■ Instruction ■
Show all lines of the listing that hold the word "osztás".

■ Supplied records ■
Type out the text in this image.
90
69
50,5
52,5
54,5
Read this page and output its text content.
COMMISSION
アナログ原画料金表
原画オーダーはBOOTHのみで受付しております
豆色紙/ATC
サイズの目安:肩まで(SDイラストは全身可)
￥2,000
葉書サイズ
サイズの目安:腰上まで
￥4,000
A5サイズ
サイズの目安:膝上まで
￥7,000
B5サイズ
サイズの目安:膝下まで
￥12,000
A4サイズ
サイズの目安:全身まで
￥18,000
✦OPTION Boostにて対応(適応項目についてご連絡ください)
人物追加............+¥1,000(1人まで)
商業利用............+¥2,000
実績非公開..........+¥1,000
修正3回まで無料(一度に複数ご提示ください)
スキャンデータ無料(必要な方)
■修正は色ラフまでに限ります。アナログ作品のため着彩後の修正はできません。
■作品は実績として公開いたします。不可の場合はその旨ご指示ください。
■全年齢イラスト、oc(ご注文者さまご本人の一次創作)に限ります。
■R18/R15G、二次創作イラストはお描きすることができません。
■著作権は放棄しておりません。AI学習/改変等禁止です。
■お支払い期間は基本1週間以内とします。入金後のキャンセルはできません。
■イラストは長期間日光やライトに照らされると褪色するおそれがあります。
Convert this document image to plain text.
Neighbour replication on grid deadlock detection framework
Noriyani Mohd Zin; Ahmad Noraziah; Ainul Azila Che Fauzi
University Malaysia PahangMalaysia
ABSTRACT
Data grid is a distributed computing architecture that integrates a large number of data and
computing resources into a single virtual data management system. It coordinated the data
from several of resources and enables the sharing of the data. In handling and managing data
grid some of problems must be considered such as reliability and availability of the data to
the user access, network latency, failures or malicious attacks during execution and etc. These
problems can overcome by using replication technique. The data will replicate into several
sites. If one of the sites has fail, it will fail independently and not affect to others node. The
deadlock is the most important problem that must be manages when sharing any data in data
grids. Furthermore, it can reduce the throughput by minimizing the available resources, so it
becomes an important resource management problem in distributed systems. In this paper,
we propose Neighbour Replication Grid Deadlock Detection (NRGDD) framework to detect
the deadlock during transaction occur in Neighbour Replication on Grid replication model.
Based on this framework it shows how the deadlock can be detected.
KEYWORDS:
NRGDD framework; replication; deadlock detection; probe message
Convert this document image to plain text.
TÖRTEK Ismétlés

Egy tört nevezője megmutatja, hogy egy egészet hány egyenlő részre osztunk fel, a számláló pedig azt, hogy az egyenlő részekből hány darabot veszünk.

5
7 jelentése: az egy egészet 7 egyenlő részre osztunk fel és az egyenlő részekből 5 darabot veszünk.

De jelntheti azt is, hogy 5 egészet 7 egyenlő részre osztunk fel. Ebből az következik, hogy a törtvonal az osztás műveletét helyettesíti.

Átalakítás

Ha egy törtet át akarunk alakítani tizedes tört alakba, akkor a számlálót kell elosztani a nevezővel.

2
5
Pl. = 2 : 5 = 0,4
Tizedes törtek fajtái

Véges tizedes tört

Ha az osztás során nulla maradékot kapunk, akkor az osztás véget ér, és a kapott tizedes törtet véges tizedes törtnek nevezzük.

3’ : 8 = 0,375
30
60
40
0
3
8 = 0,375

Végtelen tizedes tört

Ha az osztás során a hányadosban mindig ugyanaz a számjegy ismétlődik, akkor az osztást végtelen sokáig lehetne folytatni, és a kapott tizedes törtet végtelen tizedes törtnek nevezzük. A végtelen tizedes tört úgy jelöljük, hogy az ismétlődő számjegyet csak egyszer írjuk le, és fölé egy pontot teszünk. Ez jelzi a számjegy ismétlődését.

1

■ The response ■
De jelntheti azt is, hogy 5 egészet 7 egyenlő részre osztunk fel. Ebből az következik, hogy a törtvonal az osztás műveletét helyettesíti.
Ha az osztás során nulla maradékot kapunk, akkor az osztás véget ér, és a kapott tizedes törtet véges tizedes törtnek nevezzük.
Ha az osztás során a hányadosban mindig ugyanaz a számjegy ismétlődik, akkor az osztást végtelen sokáig lehetne folytatni, és a kapott tizedes törtet végtelen tizedes törtnek nevezzük. A végtelen tizedes tört úgy jelöljük, hogy az ismétlődő számjegyet csak egyszer írjuk le, és fölé egy pontot teszünk. Ez jelzi a számjegy ismétlődését.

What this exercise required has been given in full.